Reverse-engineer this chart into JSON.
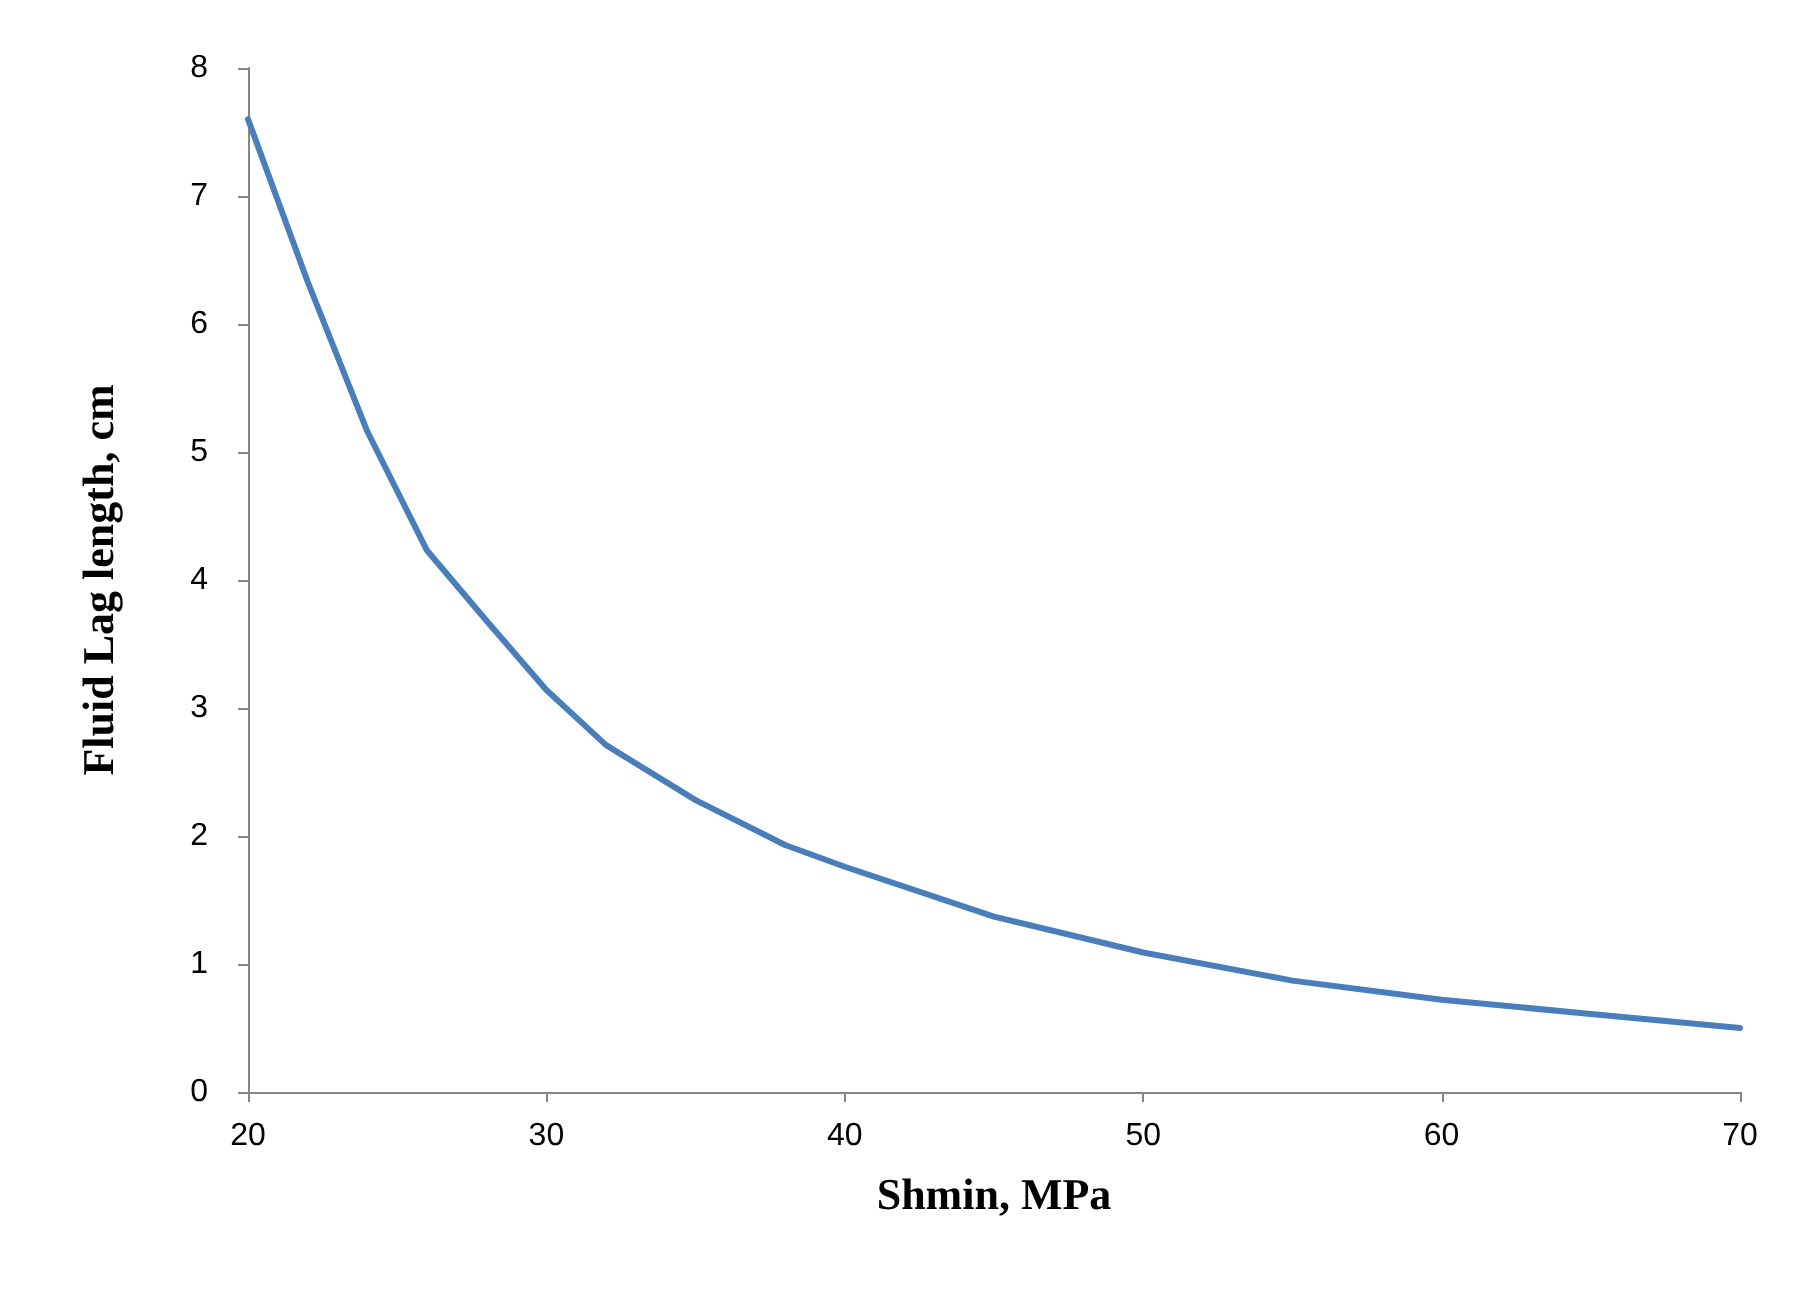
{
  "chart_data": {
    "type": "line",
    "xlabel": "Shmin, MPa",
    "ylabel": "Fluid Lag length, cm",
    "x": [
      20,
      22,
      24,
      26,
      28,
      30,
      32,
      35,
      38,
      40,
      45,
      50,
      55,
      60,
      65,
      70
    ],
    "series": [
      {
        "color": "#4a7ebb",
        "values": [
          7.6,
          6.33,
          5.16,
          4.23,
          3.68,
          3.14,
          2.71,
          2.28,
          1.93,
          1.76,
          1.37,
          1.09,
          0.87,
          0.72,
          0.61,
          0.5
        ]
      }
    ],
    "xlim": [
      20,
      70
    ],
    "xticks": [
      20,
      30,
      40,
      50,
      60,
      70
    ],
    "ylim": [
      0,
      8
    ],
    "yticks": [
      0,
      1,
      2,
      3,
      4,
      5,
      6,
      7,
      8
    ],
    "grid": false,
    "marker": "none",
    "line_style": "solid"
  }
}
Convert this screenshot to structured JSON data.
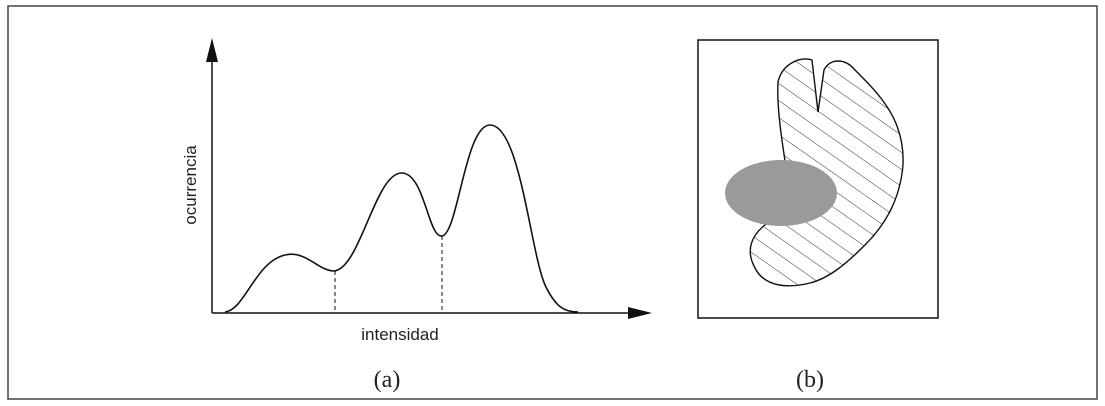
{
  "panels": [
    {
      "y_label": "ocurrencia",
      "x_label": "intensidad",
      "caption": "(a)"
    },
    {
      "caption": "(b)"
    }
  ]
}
=======
■ EXERCISE GOAL ■
Copy all lines from the data that hold the word "this".

■ WRITTEN ANSWER ■
Reverse-engineer this chart into JSON.
Convert this screenshot to structured JSON data.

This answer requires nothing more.